Required task: Sift the material for lines containing "small", and return them.

Exercise data:
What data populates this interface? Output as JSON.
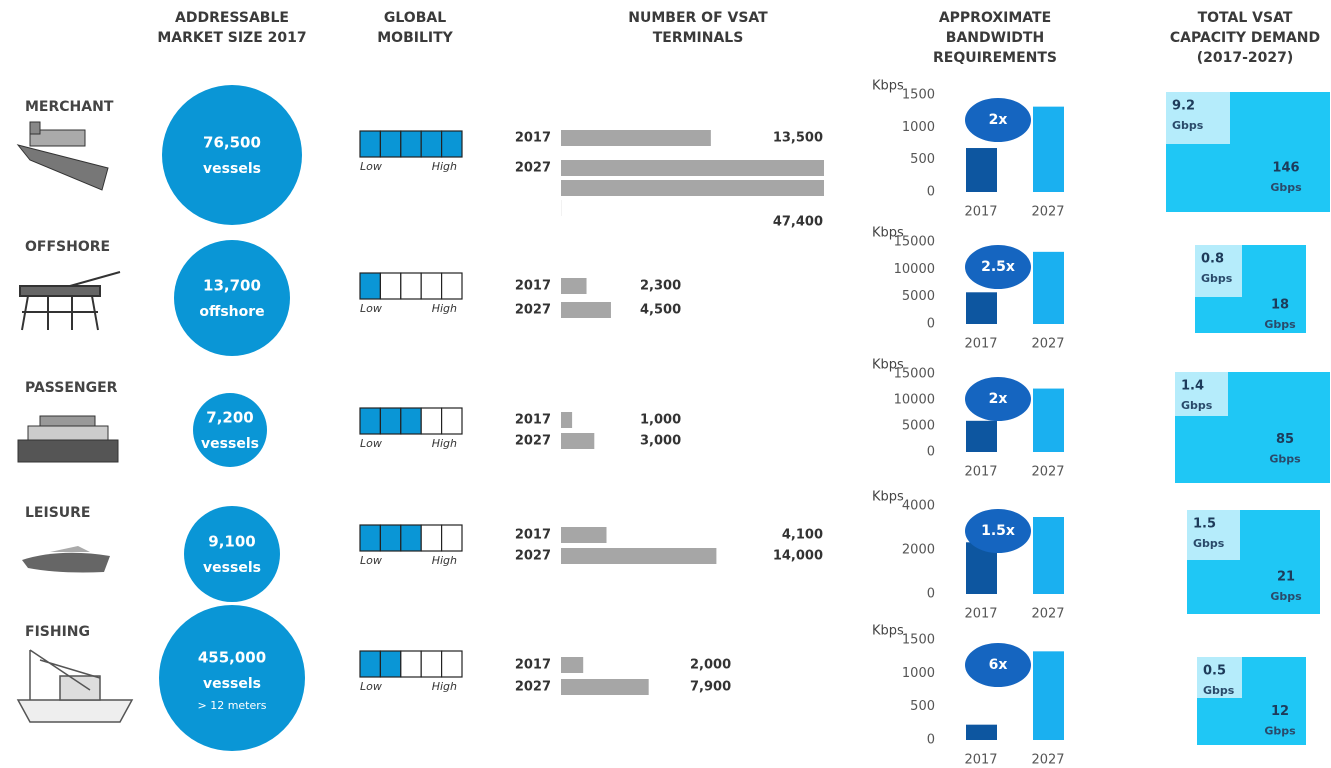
{
  "headers": {
    "market": [
      "ADDRESSABLE",
      "MARKET SIZE 2017"
    ],
    "mobility": [
      "GLOBAL",
      "MOBILITY"
    ],
    "terminals": [
      "NUMBER OF VSAT",
      "TERMINALS"
    ],
    "bandwidth": [
      "APPROXIMATE",
      "BANDWIDTH",
      "REQUIREMENTS"
    ],
    "capacity": [
      "TOTAL VSAT",
      "CAPACITY DEMAND",
      "(2017-2027)"
    ]
  },
  "mobility_labels": {
    "low": "Low",
    "high": "High"
  },
  "rows": [
    {
      "name": "MERCHANT",
      "market": {
        "value": "76,500",
        "unit": "vessels"
      },
      "mobility": {
        "filled": 5,
        "total": 5
      },
      "terminals": {
        "years": [
          "2017",
          "2027"
        ],
        "values": [
          13500,
          47400
        ],
        "value_labels": [
          "13,500",
          "47,400"
        ]
      },
      "bandwidth": {
        "unit": "Kbps",
        "categories": [
          "2017",
          "2027"
        ],
        "values": [
          680,
          1320
        ],
        "ylim": [
          0,
          1500
        ],
        "yticks": [
          0,
          500,
          1000,
          1500
        ],
        "multiplier": "2x"
      },
      "capacity": {
        "small": "9.2",
        "large": "146",
        "unit": "Gbps"
      }
    },
    {
      "name": "OFFSHORE",
      "market": {
        "value": "13,700",
        "unit": "offshore"
      },
      "mobility": {
        "filled": 1,
        "total": 5
      },
      "terminals": {
        "years": [
          "2017",
          "2027"
        ],
        "values": [
          2300,
          4500
        ],
        "value_labels": [
          "2,300",
          "4,500"
        ]
      },
      "bandwidth": {
        "unit": "Kbps",
        "categories": [
          "2017",
          "2027"
        ],
        "values": [
          5800,
          13200
        ],
        "ylim": [
          0,
          15000
        ],
        "yticks": [
          0,
          5000,
          10000,
          15000
        ],
        "multiplier": "2.5x"
      },
      "capacity": {
        "small": "0.8",
        "large": "18",
        "unit": "Gbps"
      }
    },
    {
      "name": "PASSENGER",
      "market": {
        "value": "7,200",
        "unit": "vessels"
      },
      "mobility": {
        "filled": 3,
        "total": 5
      },
      "terminals": {
        "years": [
          "2017",
          "2027"
        ],
        "values": [
          1000,
          3000
        ],
        "value_labels": [
          "1,000",
          "3,000"
        ]
      },
      "bandwidth": {
        "unit": "Kbps",
        "categories": [
          "2017",
          "2027"
        ],
        "values": [
          6000,
          12200
        ],
        "ylim": [
          0,
          15000
        ],
        "yticks": [
          0,
          5000,
          10000,
          15000
        ],
        "multiplier": "2x"
      },
      "capacity": {
        "small": "1.4",
        "large": "85",
        "unit": "Gbps"
      }
    },
    {
      "name": "LEISURE",
      "market": {
        "value": "9,100",
        "unit": "vessels"
      },
      "mobility": {
        "filled": 3,
        "total": 5
      },
      "terminals": {
        "years": [
          "2017",
          "2027"
        ],
        "values": [
          4100,
          14000
        ],
        "value_labels": [
          "4,100",
          "14,000"
        ]
      },
      "bandwidth": {
        "unit": "Kbps",
        "categories": [
          "2017",
          "2027"
        ],
        "values": [
          2350,
          3500
        ],
        "ylim": [
          0,
          4000
        ],
        "yticks": [
          0,
          2000,
          4000
        ],
        "multiplier": "1.5x"
      },
      "capacity": {
        "small": "1.5",
        "large": "21",
        "unit": "Gbps"
      }
    },
    {
      "name": "FISHING",
      "market": {
        "value": "455,000",
        "unit": "vessels",
        "note": "> 12 meters"
      },
      "mobility": {
        "filled": 2,
        "total": 5
      },
      "terminals": {
        "years": [
          "2017",
          "2027"
        ],
        "values": [
          2000,
          7900
        ],
        "value_labels": [
          "2,000",
          "7,900"
        ]
      },
      "bandwidth": {
        "unit": "Kbps",
        "categories": [
          "2017",
          "2027"
        ],
        "values": [
          230,
          1330
        ],
        "ylim": [
          0,
          1500
        ],
        "yticks": [
          0,
          500,
          1000,
          1500
        ],
        "multiplier": "6x"
      },
      "capacity": {
        "small": "0.5",
        "large": "12",
        "unit": "Gbps"
      }
    }
  ]
}
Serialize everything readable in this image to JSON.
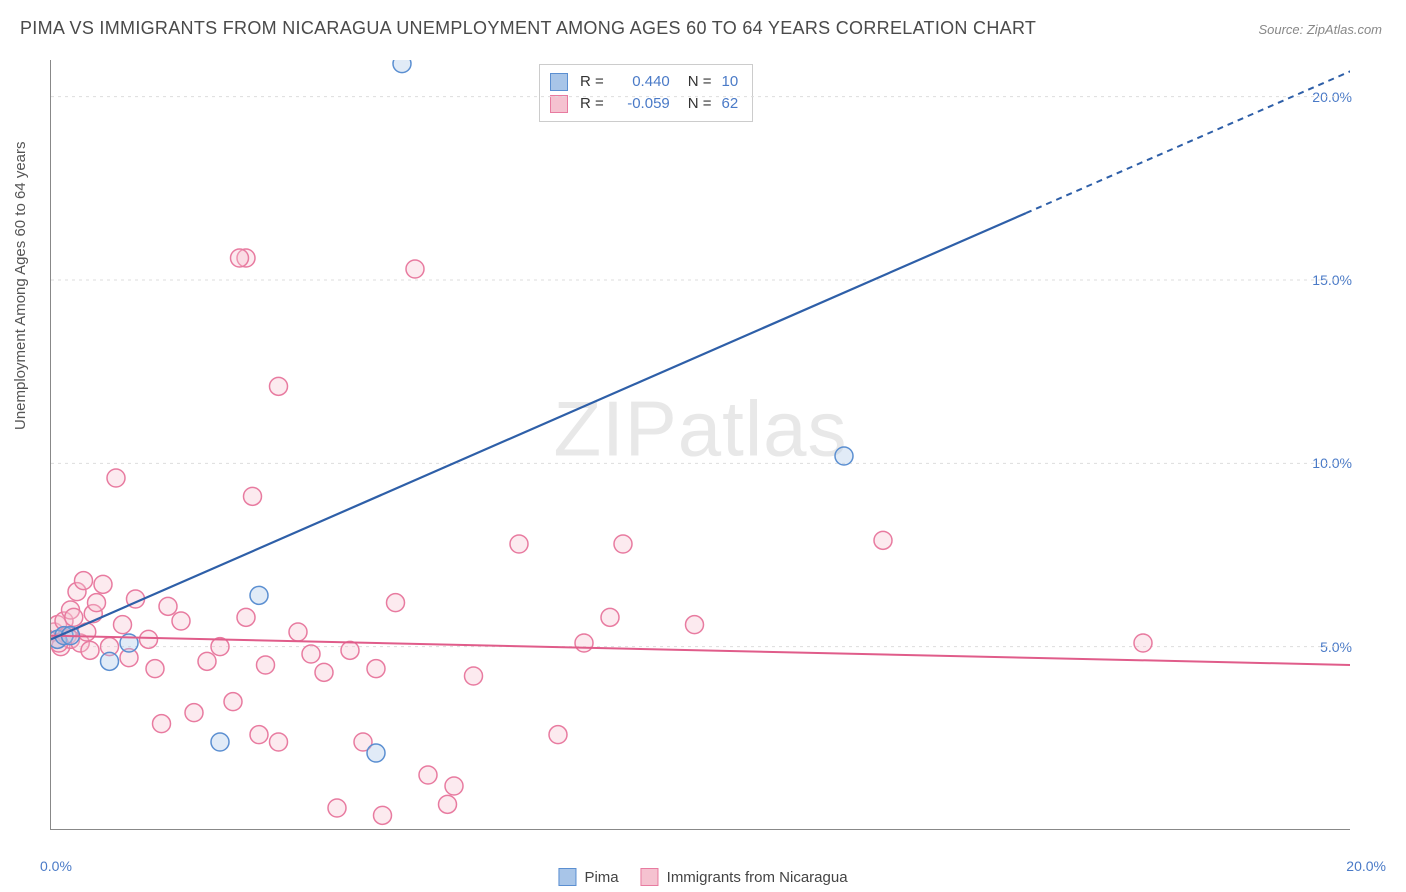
{
  "title": "PIMA VS IMMIGRANTS FROM NICARAGUA UNEMPLOYMENT AMONG AGES 60 TO 64 YEARS CORRELATION CHART",
  "source": "Source: ZipAtlas.com",
  "ylabel": "Unemployment Among Ages 60 to 64 years",
  "watermark_zip": "ZIP",
  "watermark_atlas": "atlas",
  "chart": {
    "type": "scatter",
    "xlim": [
      0,
      20
    ],
    "ylim": [
      0,
      21
    ],
    "x_ticks": [
      2,
      4,
      6,
      8,
      10,
      12,
      14,
      16,
      18
    ],
    "y_gridlines": [
      5,
      10,
      15,
      20
    ],
    "y_tick_labels": [
      "5.0%",
      "10.0%",
      "15.0%",
      "20.0%"
    ],
    "x_origin_label": "0.0%",
    "x_max_label": "20.0%",
    "background_color": "#ffffff",
    "grid_color": "#dddddd",
    "axis_color": "#888888",
    "marker_radius": 9,
    "marker_stroke_width": 1.5,
    "series": [
      {
        "name": "Pima",
        "color_fill": "#a8c5e8",
        "color_stroke": "#5b8fd1",
        "r_label": "R =",
        "r_value": "0.440",
        "n_label": "N =",
        "n_value": "10",
        "points": [
          [
            0.1,
            5.2
          ],
          [
            0.2,
            5.3
          ],
          [
            0.3,
            5.3
          ],
          [
            0.9,
            4.6
          ],
          [
            1.2,
            5.1
          ],
          [
            2.6,
            2.4
          ],
          [
            3.2,
            6.4
          ],
          [
            5.0,
            2.1
          ],
          [
            5.4,
            20.9
          ],
          [
            12.2,
            10.2
          ]
        ],
        "trend_line": {
          "x1": 0,
          "y1": 5.2,
          "x2": 20,
          "y2": 20.7,
          "dash_from_x": 15.0
        }
      },
      {
        "name": "Immigrants from Nicaragua",
        "color_fill": "#f5c2d0",
        "color_stroke": "#e87ba0",
        "r_label": "R =",
        "r_value": "-0.059",
        "n_label": "N =",
        "n_value": "62",
        "points": [
          [
            0.05,
            5.4
          ],
          [
            0.1,
            5.2
          ],
          [
            0.1,
            5.6
          ],
          [
            0.15,
            5.0
          ],
          [
            0.2,
            5.7
          ],
          [
            0.25,
            5.3
          ],
          [
            0.3,
            6.0
          ],
          [
            0.3,
            5.2
          ],
          [
            0.35,
            5.8
          ],
          [
            0.4,
            6.5
          ],
          [
            0.45,
            5.1
          ],
          [
            0.5,
            6.8
          ],
          [
            0.55,
            5.4
          ],
          [
            0.6,
            4.9
          ],
          [
            0.65,
            5.9
          ],
          [
            0.7,
            6.2
          ],
          [
            0.8,
            6.7
          ],
          [
            0.9,
            5.0
          ],
          [
            1.0,
            9.6
          ],
          [
            1.1,
            5.6
          ],
          [
            1.2,
            4.7
          ],
          [
            1.3,
            6.3
          ],
          [
            1.5,
            5.2
          ],
          [
            1.6,
            4.4
          ],
          [
            1.7,
            2.9
          ],
          [
            1.8,
            6.1
          ],
          [
            2.0,
            5.7
          ],
          [
            2.2,
            3.2
          ],
          [
            2.4,
            4.6
          ],
          [
            2.6,
            5.0
          ],
          [
            2.8,
            3.5
          ],
          [
            3.0,
            5.8
          ],
          [
            3.0,
            15.6
          ],
          [
            3.1,
            9.1
          ],
          [
            3.2,
            2.6
          ],
          [
            3.3,
            4.5
          ],
          [
            3.5,
            12.1
          ],
          [
            3.5,
            2.4
          ],
          [
            3.8,
            5.4
          ],
          [
            4.0,
            4.8
          ],
          [
            4.2,
            4.3
          ],
          [
            4.4,
            0.6
          ],
          [
            4.6,
            4.9
          ],
          [
            4.8,
            2.4
          ],
          [
            5.0,
            4.4
          ],
          [
            5.1,
            0.4
          ],
          [
            5.3,
            6.2
          ],
          [
            5.6,
            15.3
          ],
          [
            5.8,
            1.5
          ],
          [
            6.1,
            0.7
          ],
          [
            6.2,
            1.2
          ],
          [
            6.5,
            4.2
          ],
          [
            7.2,
            7.8
          ],
          [
            7.8,
            2.6
          ],
          [
            8.2,
            5.1
          ],
          [
            8.6,
            5.8
          ],
          [
            8.8,
            7.8
          ],
          [
            9.9,
            5.6
          ],
          [
            12.8,
            7.9
          ],
          [
            16.8,
            5.1
          ],
          [
            2.9,
            15.6
          ],
          [
            0.12,
            5.1
          ]
        ],
        "trend_line": {
          "x1": 0,
          "y1": 5.3,
          "x2": 20,
          "y2": 4.5,
          "dash_from_x": 20
        }
      }
    ]
  },
  "bottom_legend": [
    {
      "label": "Pima",
      "fill": "#a8c5e8",
      "stroke": "#5b8fd1"
    },
    {
      "label": "Immigrants from Nicaragua",
      "fill": "#f5c2d0",
      "stroke": "#e87ba0"
    }
  ]
}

Written solution:
        "small": "9.2",
        "small": "0.8",
        "small": "1.4",
        "small": "1.5",
        "small": "0.5",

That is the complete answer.